━━━ SOURCE RECORDS ━━━

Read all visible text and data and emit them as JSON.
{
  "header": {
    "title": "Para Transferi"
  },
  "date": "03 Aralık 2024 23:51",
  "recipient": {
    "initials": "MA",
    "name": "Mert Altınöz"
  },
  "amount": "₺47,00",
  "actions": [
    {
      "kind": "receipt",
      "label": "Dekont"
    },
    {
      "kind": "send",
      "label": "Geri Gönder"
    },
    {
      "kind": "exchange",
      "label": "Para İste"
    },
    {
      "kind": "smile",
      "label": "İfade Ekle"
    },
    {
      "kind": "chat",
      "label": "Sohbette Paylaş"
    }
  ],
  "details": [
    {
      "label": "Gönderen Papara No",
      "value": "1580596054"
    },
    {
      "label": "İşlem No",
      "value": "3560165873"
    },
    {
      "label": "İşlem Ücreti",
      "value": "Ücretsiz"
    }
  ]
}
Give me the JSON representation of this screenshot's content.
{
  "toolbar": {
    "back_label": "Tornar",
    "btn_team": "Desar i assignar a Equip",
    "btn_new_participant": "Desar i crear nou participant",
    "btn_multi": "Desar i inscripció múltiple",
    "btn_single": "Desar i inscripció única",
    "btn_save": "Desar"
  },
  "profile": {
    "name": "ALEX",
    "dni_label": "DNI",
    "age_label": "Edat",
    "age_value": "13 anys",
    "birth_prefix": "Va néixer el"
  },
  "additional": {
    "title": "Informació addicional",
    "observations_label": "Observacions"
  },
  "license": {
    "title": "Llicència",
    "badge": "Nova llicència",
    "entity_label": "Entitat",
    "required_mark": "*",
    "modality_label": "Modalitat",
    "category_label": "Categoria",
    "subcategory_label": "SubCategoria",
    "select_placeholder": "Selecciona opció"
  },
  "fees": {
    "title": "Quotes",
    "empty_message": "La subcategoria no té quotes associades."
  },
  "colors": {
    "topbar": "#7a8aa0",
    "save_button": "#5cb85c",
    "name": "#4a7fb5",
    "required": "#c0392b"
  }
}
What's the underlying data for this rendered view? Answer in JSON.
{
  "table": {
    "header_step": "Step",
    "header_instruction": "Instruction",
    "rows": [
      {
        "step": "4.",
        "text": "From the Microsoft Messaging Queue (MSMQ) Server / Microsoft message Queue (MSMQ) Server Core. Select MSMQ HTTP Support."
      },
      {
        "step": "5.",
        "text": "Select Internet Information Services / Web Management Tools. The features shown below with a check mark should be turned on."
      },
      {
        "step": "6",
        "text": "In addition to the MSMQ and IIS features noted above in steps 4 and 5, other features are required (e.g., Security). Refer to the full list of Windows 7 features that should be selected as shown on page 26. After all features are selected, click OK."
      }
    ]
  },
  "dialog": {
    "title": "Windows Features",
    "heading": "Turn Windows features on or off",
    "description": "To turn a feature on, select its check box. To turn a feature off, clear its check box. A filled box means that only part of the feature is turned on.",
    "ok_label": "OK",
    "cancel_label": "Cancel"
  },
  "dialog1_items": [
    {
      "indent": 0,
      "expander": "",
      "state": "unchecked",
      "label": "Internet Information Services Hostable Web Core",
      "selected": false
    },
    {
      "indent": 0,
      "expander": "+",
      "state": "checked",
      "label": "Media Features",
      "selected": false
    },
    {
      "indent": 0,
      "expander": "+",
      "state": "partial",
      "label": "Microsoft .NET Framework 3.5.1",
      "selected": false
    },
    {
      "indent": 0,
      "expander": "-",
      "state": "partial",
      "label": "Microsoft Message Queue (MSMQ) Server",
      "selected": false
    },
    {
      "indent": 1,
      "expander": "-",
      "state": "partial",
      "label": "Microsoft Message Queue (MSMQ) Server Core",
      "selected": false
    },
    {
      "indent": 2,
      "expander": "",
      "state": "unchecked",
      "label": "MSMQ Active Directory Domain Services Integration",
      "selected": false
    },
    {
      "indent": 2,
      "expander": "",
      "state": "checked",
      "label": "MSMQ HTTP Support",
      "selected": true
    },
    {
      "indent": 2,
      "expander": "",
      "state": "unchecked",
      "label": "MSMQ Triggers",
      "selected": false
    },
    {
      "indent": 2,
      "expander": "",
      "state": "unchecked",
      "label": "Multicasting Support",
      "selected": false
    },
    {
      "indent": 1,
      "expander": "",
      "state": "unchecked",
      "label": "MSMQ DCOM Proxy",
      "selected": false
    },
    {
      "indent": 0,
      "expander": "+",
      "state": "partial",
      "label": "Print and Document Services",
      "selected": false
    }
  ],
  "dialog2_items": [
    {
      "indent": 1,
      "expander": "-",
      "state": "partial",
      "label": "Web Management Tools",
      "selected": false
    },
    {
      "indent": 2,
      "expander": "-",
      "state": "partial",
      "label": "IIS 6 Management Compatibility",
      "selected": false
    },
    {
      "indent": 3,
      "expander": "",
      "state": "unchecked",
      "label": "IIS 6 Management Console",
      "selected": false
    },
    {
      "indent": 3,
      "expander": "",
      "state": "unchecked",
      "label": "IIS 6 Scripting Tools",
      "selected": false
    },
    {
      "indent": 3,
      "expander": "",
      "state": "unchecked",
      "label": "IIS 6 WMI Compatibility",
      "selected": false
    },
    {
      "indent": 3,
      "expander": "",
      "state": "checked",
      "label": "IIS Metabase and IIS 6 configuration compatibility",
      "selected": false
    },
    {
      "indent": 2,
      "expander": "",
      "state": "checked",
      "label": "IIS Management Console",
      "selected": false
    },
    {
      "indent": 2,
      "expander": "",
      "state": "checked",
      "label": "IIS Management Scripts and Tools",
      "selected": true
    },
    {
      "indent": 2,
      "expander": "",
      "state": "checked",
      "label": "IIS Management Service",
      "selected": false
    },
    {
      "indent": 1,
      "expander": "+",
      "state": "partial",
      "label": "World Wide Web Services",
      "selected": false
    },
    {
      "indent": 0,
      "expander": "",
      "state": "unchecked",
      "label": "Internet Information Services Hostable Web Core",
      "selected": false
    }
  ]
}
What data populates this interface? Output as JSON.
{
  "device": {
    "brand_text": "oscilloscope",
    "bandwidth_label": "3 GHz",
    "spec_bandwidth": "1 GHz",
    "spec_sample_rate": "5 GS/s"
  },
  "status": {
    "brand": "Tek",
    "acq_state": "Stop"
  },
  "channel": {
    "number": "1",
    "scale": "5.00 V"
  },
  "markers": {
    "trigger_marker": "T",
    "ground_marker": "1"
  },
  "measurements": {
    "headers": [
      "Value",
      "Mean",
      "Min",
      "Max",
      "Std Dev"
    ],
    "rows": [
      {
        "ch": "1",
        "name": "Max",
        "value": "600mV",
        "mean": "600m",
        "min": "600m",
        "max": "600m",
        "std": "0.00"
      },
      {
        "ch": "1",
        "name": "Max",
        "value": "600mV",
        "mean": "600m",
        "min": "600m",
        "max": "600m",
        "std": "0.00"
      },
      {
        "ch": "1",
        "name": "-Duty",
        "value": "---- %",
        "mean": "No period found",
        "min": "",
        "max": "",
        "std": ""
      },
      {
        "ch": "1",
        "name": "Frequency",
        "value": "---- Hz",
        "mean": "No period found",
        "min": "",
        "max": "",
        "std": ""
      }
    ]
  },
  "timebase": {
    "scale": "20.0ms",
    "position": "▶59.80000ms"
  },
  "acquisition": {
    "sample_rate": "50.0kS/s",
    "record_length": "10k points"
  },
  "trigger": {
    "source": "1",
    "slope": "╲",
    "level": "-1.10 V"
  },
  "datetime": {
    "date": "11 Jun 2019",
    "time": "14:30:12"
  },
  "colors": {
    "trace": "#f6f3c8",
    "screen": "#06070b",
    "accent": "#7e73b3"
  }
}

━━━

- WHAT NEEDS TO BE DONE
Determine the number of lines in the data that contain "this" as a word or string, and state only that number.

- PROBLEM SOLUTION
3